Dataset records:

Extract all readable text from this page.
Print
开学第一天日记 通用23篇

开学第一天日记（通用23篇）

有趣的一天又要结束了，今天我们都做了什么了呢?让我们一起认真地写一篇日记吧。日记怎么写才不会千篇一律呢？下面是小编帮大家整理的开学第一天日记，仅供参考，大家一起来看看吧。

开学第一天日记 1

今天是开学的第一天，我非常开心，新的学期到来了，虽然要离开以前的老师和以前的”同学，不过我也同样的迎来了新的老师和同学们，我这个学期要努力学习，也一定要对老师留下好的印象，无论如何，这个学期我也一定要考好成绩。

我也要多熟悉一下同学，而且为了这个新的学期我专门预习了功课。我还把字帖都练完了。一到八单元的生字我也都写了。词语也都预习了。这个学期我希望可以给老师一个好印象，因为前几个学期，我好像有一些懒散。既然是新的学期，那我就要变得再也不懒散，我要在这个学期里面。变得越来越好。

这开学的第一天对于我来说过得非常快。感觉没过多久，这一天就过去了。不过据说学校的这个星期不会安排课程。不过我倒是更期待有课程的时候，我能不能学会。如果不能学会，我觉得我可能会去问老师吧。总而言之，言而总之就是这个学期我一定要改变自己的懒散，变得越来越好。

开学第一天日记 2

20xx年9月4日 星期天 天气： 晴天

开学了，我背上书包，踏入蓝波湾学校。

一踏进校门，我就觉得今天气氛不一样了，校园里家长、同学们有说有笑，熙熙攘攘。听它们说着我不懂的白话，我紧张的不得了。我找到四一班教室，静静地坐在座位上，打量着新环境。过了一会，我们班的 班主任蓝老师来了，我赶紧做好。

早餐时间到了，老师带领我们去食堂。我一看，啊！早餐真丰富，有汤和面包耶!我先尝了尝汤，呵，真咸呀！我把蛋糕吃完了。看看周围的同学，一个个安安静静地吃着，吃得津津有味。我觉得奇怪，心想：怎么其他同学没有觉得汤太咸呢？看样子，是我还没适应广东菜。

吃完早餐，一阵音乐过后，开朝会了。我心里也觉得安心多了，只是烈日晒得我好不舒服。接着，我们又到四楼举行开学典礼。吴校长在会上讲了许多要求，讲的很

* _YOUR TASK_
Exactly as written, please output every entry.

* _FINISHED EXERCISE_
Extract all readable text from this page.
Print
开学第一天日记 通用23篇

开学第一天日记（通用23篇）

有趣的一天又要结束了，今天我们都做了什么了呢?让我们一起认真地写一篇日记吧。日记怎么写才不会千篇一律呢？下面是小编帮大家整理的开学第一天日记，仅供参考，大家一起来看看吧。

开学第一天日记 1

今天是开学的第一天，我非常开心，新的学期到来了，虽然要离开以前的老师和以前的”同学，不过我也同样的迎来了新的老师和同学们，我这个学期要努力学习，也一定要对老师留下好的印象，无论如何，这个学期我也一定要考好成绩。

我也要多熟悉一下同学，而且为了这个新的学期我专门预习了功课。我还把字帖都练完了。一到八单元的生字我也都写了。词语也都预习了。这个学期我希望可以给老师一个好印象，因为前几个学期，我好像有一些懒散。既然是新的学期，那我就要变得再也不懒散，我要在这个学期里面。变得越来越好。

这开学的第一天对于我来说过得非常快。感觉没过多久，这一天就过去了。不过据说学校的这个星期不会安排课程。不过我倒是更期待有课程的时候，我能不能学会。如果不能学会，我觉得我可能会去问老师吧。总而言之，言而总之就是这个学期我一定要改变自己的懒散，变得越来越好。

开学第一天日记 2

20xx年9月4日 星期天 天气： 晴天

开学了，我背上书包，踏入蓝波湾学校。

一踏进校门，我就觉得今天气氛不一样了，校园里家长、同学们有说有笑，熙熙攘攘。听它们说着我不懂的白话，我紧张的不得了。我找到四一班教室，静静地坐在座位上，打量着新环境。过了一会，我们班的 班主任蓝老师来了，我赶紧做好。

早餐时间到了，老师带领我们去食堂。我一看，啊！早餐真丰富，有汤和面包耶!我先尝了尝汤，呵，真咸呀！我把蛋糕吃完了。看看周围的同学，一个个安安静静地吃着，吃得津津有味。我觉得奇怪，心想：怎么其他同学没有觉得汤太咸呢？看样子，是我还没适应广东菜。

吃完早餐，一阵音乐过后，开朝会了。我心里也觉得安心多了，只是烈日晒得我好不舒服。接着，我们又到四楼举行开学典礼。吴校长在会上讲了许多要求，讲的很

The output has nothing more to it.